(The data):

========================================

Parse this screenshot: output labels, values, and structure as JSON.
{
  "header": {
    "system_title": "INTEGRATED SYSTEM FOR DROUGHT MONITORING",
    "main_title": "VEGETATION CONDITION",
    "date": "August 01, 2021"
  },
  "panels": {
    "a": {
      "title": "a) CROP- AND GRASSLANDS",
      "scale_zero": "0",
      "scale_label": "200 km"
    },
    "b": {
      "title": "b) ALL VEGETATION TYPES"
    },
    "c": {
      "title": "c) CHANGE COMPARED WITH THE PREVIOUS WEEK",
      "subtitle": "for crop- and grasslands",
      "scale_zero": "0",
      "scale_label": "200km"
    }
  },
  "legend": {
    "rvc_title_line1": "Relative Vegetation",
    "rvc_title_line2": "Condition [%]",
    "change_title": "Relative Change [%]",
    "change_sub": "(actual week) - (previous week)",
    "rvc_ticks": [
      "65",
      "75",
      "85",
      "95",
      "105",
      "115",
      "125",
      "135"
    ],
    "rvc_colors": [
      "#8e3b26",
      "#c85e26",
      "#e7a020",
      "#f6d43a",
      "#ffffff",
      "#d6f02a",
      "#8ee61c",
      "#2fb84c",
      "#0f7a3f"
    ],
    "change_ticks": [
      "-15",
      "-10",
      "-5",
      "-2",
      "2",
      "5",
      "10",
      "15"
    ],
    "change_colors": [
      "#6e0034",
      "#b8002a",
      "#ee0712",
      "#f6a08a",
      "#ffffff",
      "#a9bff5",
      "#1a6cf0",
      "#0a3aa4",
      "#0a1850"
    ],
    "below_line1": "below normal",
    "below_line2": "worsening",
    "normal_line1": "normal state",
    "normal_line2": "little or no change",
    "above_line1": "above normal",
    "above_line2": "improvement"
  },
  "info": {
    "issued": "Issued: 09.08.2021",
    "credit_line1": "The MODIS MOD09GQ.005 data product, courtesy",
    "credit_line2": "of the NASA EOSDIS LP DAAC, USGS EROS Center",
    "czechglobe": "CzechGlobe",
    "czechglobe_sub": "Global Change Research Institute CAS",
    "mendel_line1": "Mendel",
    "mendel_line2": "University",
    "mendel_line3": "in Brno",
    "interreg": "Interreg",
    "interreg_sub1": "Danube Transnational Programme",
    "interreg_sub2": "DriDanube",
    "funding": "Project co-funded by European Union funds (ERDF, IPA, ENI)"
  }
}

========================================

(Problem requirements): Copy the material above verbatim.

(The solution):
Parse this screenshot: output labels, values, and structure as JSON.
{
  "header": {
    "system_title": "INTEGRATED SYSTEM FOR DROUGHT MONITORING",
    "main_title": "VEGETATION CONDITION",
    "date": "August 01, 2021"
  },
  "panels": {
    "a": {
      "title": "a) CROP- AND GRASSLANDS",
      "scale_zero": "0",
      "scale_label": "200 km"
    },
    "b": {
      "title": "b) ALL VEGETATION TYPES"
    },
    "c": {
      "title": "c) CHANGE COMPARED WITH THE PREVIOUS WEEK",
      "subtitle": "for crop- and grasslands",
      "scale_zero": "0",
      "scale_label": "200km"
    }
  },
  "legend": {
    "rvc_title_line1": "Relative Vegetation",
    "rvc_title_line2": "Condition [%]",
    "change_title": "Relative Change [%]",
    "change_sub": "(actual week) - (previous week)",
    "rvc_ticks": [
      "65",
      "75",
      "85",
      "95",
      "105",
      "115",
      "125",
      "135"
    ],
    "rvc_colors": [
      "#8e3b26",
      "#c85e26",
      "#e7a020",
      "#f6d43a",
      "#ffffff",
      "#d6f02a",
      "#8ee61c",
      "#2fb84c",
      "#0f7a3f"
    ],
    "change_ticks": [
      "-15",
      "-10",
      "-5",
      "-2",
      "2",
      "5",
      "10",
      "15"
    ],
    "change_colors": [
      "#6e0034",
      "#b8002a",
      "#ee0712",
      "#f6a08a",
      "#ffffff",
      "#a9bff5",
      "#1a6cf0",
      "#0a3aa4",
      "#0a1850"
    ],
    "below_line1": "below normal",
    "below_line2": "worsening",
    "normal_line1": "normal state",
    "normal_line2": "little or no change",
    "above_line1": "above normal",
    "above_line2": "improvement"
  },
  "info": {
    "issued": "Issued: 09.08.2021",
    "credit_line1": "The MODIS MOD09GQ.005 data product, courtesy",
    "credit_line2": "of the NASA EOSDIS LP DAAC, USGS EROS Center",
    "czechglobe": "CzechGlobe",
    "czechglobe_sub": "Global Change Research Institute CAS",
    "mendel_line1": "Mendel",
    "mendel_line2": "University",
    "mendel_line3": "in Brno",
    "interreg": "Interreg",
    "interreg_sub1": "Danube Transnational Programme",
    "interreg_sub2": "DriDanube",
    "funding": "Project co-funded by European Union funds (ERDF, IPA, ENI)"
  }
}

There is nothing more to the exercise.